### Description of the task
Extract every line that includes the string "this".
== Supplied data ==
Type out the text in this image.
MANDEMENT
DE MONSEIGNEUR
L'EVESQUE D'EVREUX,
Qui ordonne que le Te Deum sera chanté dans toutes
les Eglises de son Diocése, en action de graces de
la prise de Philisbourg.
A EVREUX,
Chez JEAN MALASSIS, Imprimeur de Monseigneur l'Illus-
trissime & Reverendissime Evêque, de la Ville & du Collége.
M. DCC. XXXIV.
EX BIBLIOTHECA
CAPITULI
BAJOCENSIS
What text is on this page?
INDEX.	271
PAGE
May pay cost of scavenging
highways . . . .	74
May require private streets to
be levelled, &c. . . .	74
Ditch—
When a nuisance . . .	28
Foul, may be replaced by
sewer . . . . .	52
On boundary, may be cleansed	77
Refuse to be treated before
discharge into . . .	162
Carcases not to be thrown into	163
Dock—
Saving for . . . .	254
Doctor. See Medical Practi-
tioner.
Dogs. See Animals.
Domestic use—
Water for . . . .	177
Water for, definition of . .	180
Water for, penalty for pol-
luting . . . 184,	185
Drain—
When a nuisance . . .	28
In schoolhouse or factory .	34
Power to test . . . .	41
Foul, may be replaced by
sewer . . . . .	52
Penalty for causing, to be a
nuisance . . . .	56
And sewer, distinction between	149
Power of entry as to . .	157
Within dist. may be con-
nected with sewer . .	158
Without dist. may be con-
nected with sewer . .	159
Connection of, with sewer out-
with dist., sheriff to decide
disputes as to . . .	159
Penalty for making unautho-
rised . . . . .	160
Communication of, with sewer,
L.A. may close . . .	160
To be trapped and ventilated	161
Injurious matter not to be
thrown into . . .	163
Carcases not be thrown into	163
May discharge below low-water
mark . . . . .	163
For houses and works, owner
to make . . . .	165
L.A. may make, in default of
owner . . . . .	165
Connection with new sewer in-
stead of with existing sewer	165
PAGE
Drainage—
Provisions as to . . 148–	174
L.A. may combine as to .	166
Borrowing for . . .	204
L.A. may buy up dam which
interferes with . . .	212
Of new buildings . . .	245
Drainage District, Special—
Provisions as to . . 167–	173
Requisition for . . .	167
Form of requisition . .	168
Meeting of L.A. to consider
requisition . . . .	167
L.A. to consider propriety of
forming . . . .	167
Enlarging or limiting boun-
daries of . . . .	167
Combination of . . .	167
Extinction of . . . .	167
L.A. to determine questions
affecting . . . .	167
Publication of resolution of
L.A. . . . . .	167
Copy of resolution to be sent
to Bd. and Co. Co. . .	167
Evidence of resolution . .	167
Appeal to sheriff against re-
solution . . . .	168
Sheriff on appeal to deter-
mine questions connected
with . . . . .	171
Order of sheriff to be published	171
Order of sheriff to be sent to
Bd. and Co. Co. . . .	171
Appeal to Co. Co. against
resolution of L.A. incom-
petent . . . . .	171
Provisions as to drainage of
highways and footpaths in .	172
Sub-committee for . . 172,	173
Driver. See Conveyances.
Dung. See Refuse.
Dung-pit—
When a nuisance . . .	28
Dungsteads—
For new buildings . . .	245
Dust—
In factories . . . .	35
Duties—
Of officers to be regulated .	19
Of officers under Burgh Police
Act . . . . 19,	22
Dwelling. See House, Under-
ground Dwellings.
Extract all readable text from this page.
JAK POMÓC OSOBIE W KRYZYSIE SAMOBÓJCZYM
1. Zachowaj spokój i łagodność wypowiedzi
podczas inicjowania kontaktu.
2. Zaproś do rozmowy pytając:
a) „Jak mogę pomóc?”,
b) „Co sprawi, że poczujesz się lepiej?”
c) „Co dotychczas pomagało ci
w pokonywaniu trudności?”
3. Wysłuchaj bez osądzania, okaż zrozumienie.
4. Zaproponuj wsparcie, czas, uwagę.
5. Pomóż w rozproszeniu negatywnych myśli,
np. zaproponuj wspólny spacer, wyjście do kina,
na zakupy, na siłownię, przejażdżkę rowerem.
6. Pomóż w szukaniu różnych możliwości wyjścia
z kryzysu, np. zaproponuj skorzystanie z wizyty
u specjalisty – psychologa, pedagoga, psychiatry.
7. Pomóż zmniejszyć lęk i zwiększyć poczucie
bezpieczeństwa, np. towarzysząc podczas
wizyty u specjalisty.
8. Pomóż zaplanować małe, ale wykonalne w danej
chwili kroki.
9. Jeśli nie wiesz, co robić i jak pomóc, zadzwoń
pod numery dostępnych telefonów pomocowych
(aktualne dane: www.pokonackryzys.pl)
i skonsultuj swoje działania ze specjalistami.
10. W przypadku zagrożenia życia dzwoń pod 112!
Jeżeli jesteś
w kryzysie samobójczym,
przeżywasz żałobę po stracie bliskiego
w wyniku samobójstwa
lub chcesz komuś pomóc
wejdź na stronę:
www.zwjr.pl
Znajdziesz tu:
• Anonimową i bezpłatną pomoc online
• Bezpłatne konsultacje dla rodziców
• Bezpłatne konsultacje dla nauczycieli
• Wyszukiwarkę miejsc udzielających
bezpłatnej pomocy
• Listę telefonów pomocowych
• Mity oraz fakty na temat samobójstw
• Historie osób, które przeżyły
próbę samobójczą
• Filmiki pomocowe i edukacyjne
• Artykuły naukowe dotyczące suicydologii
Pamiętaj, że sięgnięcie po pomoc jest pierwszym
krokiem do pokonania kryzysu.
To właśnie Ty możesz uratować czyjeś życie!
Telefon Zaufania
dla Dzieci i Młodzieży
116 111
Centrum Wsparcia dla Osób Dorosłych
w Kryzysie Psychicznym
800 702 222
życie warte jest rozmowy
===
### Reply to the task
Type out the text in this image.
What text is on this page?
Extract all readable text from this page.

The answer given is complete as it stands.